> [READING PASSAGE]
====

📄 Extracted Text (632 words)
Amendment No. 3 to Form S-1
Table of Contents
AB ACQUISITION LLC AND SUBSIDIARIES
Notes to Consolidated Financial Statements
Immediately following the Fiscal 2014 Unit Splits, certain investors and management contributed $1,250.0 million and $54.8
million, respectively, in the Company in exchange for additional ABS and NAI units. Management's contribution of $33.2 million was in
connection with the termination of the Company's long-term incentive plans (-LTIPs"). The remaining contribution of $21.6 million was
funded in the form of a loan from the Company to its executive officers for the purchase of 2.8 million units each of ABS units, NAI units
and Safeway units and is accounted for as an equity-based compensation award.
The equityholders' agreement, as amended, with the existing holders of the ABS, NAI, and Safeway units, provides, among other
things, for preemptive or anti-dilution rights that entitle the unitholder the right to purchase additional units to give them the same pro rata
percentage ownership in the event additional units are issued. Restrictions on the transfer of units require that a member transfer its ABS
units, NAI units and Safeway units on a pan passu percentage basis to the total number of ABS units, NAI units and Safeway units to the
same holder. Furthermore, if the Company enters into a recapitalization, reorganization, merger, conversion, contribution, exchange
and/or other restructuring in connection with an initial public offering ("IPO"), each investor member will receive a proportionate number
of shares such that the fair value of the units exchanged will equal the fair value of units received.

====

> [AIM A] Retype the stretch of the financial statement notes from "Amendment No. 3" through "equity-based compensation award.".
> [AIM B] The financial statement notes name specific transactions that the Company might enter into in connection with an initial public offering. List each one.

> [MATERIAL PROVIDED]
====

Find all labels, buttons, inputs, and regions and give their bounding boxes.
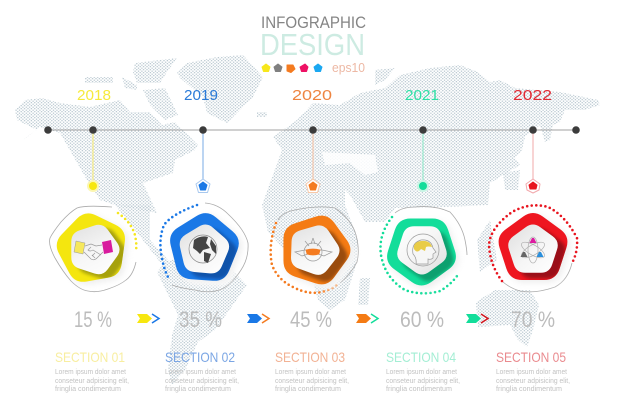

====

> [EXERCISE ANSWER A]
Amendment No. 3 to Form S-1
Table of Contents
AB ACQUISITION LLC AND SUBSIDIARIES
Notes to Consolidated Financial Statements
Immediately following the Fiscal 2014 Unit Splits, certain investors and management contributed $1,250.0 million and $54.8
million, respectively, in the Company in exchange for additional ABS and NAI units. Management's contribution of $33.2 million was in
connection with the termination of the Company's long-term incentive plans (-LTIPs"). The remaining contribution of $21.6 million was
funded in the form of a loan from the Company to its executive officers for the purchase of 2.8 million units each of ABS units, NAI units
and Safeway units and is accounted for as an equity-based compensation award.

> [EXERCISE ANSWER B]
- Recapitalization
- Reorganization
- Merger
- Conversion
- Contribution
- Exchange